══ Rows ══
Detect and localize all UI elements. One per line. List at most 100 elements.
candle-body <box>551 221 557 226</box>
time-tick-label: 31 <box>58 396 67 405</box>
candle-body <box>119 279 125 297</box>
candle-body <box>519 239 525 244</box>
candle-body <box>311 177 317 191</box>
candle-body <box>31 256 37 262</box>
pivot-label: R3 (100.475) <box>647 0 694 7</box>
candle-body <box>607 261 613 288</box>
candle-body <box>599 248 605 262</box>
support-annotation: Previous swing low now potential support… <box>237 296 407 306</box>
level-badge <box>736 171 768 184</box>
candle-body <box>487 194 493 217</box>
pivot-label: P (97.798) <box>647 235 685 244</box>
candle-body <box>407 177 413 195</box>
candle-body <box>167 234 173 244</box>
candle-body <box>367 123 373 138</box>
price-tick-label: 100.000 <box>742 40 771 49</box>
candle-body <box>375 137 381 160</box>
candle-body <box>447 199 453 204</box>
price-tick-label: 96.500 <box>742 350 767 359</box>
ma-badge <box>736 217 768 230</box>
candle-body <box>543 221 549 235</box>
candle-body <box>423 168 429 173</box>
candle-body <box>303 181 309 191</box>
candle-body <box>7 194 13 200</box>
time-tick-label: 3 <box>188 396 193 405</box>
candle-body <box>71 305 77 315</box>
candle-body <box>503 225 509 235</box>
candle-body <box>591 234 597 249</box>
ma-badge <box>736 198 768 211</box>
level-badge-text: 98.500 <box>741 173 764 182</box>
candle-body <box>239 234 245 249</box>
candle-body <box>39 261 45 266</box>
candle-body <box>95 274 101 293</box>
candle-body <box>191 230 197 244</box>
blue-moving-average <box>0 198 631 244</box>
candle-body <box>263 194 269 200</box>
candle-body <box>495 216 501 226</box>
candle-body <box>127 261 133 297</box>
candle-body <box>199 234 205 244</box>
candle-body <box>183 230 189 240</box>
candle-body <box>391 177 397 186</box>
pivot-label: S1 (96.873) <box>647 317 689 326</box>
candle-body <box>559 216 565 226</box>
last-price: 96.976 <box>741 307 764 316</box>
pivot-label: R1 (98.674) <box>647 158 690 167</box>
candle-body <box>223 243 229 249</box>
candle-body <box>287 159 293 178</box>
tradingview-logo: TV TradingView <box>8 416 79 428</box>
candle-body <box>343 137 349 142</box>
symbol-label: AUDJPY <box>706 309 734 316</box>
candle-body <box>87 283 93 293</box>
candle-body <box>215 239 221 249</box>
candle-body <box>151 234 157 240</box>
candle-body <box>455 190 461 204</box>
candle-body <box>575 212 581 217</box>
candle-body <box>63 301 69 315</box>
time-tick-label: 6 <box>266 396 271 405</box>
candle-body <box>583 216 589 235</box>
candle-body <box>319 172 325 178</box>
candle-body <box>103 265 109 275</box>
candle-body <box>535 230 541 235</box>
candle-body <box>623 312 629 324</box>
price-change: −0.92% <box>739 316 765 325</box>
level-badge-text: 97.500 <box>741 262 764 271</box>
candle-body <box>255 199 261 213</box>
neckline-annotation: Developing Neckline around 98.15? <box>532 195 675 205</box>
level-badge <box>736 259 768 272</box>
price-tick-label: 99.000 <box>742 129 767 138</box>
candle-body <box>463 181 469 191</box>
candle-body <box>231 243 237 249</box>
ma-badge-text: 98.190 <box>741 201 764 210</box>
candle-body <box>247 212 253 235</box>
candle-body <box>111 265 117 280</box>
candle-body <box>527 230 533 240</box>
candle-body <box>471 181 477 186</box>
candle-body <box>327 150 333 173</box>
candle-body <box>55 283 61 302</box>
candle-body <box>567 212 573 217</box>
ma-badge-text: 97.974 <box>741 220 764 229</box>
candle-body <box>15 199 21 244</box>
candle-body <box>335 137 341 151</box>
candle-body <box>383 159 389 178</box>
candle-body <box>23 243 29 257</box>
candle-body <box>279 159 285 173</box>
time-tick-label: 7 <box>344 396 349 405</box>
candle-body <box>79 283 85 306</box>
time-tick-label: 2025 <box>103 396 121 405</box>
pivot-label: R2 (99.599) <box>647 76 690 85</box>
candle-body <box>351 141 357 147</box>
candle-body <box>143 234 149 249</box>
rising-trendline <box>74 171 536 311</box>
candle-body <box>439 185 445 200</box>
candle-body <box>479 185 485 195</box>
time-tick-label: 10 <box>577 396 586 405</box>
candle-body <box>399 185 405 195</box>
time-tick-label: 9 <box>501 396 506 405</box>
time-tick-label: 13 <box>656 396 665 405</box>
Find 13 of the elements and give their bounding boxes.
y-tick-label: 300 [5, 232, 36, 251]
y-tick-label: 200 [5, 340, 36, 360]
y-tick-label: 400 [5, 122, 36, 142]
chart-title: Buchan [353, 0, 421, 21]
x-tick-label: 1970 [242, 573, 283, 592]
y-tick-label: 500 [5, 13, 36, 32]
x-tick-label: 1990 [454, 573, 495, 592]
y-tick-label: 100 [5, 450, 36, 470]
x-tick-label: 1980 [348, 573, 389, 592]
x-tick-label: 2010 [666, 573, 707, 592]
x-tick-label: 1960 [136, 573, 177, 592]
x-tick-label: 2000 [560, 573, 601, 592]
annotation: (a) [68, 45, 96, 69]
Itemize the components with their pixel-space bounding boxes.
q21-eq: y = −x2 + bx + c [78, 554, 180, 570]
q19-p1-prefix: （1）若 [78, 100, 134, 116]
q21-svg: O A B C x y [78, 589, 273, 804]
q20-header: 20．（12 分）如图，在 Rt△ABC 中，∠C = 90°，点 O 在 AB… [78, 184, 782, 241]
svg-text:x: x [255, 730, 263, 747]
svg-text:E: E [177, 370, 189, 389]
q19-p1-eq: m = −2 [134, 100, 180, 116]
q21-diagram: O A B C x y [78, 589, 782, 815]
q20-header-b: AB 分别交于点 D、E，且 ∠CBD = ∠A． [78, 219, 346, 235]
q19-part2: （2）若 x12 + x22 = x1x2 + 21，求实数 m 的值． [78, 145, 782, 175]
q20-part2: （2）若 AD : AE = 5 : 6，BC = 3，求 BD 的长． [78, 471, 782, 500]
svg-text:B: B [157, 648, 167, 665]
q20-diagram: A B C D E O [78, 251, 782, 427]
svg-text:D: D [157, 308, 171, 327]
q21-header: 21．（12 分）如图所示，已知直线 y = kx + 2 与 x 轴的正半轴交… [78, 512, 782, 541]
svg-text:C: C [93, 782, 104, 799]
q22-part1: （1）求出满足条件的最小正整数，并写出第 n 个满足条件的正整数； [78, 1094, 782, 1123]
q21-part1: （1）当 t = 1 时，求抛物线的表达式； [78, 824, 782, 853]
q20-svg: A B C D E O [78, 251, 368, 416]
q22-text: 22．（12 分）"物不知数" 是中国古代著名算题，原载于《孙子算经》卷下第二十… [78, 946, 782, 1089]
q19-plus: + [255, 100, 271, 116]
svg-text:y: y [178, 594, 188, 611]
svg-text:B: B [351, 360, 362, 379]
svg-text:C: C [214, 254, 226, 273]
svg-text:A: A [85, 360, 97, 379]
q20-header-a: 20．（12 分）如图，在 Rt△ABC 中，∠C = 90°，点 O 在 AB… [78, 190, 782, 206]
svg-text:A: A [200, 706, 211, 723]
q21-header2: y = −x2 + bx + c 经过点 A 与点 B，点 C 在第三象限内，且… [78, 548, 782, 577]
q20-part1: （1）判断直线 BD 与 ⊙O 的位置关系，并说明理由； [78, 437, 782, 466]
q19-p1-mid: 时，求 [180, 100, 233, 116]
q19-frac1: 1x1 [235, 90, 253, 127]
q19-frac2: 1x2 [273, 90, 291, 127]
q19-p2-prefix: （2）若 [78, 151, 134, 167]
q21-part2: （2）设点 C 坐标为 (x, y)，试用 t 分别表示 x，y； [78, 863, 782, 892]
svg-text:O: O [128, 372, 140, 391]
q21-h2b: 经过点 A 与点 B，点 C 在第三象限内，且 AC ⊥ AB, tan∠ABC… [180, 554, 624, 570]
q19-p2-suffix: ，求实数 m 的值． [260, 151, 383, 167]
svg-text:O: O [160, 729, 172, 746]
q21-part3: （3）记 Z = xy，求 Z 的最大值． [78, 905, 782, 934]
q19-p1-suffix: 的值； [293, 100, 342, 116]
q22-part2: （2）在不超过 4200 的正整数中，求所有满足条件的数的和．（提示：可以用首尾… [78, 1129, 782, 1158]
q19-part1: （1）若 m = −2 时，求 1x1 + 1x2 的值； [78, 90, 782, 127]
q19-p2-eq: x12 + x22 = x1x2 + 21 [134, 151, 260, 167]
═══
## Work instructions
Arrange the records from their start through the line with "candle-body <box>599 248 605 262</box>" as a numbered list, leaving out any blank lines.

## Exercise answer
1. Detect and localize all UI elements. One per line. List at most 100 elements.
2. candle-body <box>551 221 557 226</box>
3. time-tick-label: 31 <box>58 396 67 405</box>
4. candle-body <box>119 279 125 297</box>
5. candle-body <box>519 239 525 244</box>
6. candle-body <box>311 177 317 191</box>
7. candle-body <box>31 256 37 262</box>
8. pivot-label: R3 (100.475) <box>647 0 694 7</box>
9. candle-body <box>607 261 613 288</box>
10. candle-body <box>599 248 605 262</box>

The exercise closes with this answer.